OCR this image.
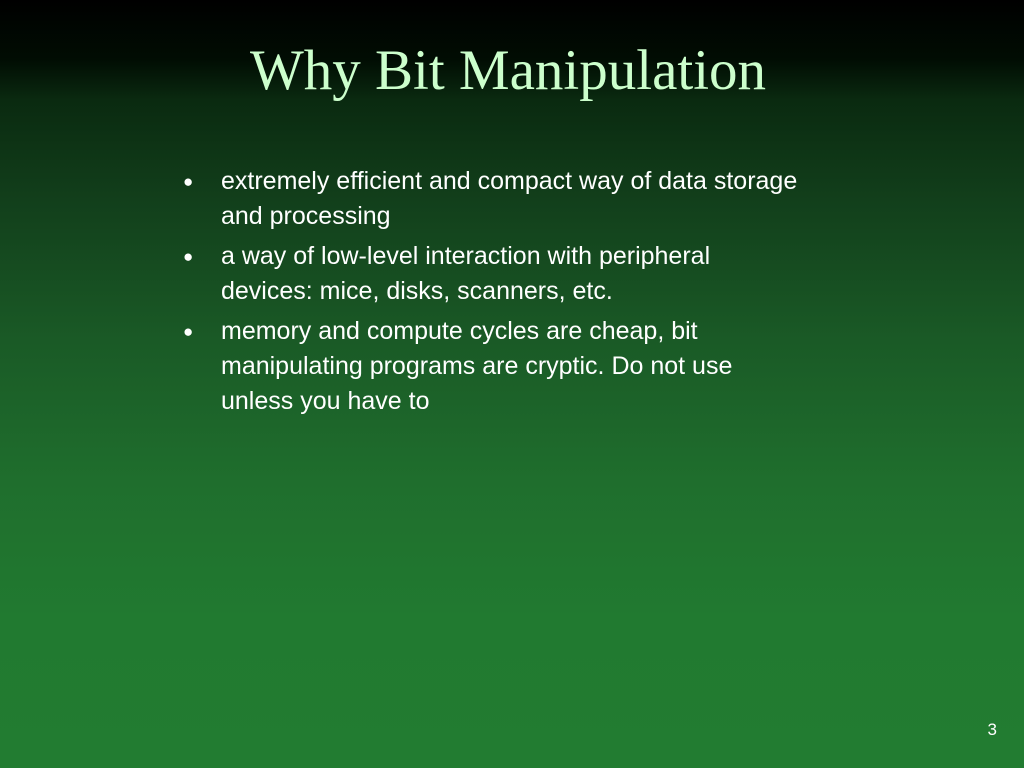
Why Bit Manipulation
● extremely efficient and compact way of data storage
and processing
● a way of low-level interaction with peripheral
devices: mice, disks, scanners, etc.
● memory and compute cycles are cheap, bit
manipulating programs are cryptic. Do not use
unless you have to
3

┄┄┄┄┄┄

▸ **What is needed**: Write the records out once more, exactly as they appear, with no pictures.

▸ **Result below**:
OCR this image.
Why Bit Manipulation
● extremely efficient and compact way of data storage
and processing
● a way of low-level interaction with peripheral
devices: mice, disks, scanners, etc.
● memory and compute cycles are cheap, bit
manipulating programs are cryptic. Do not use
unless you have to
3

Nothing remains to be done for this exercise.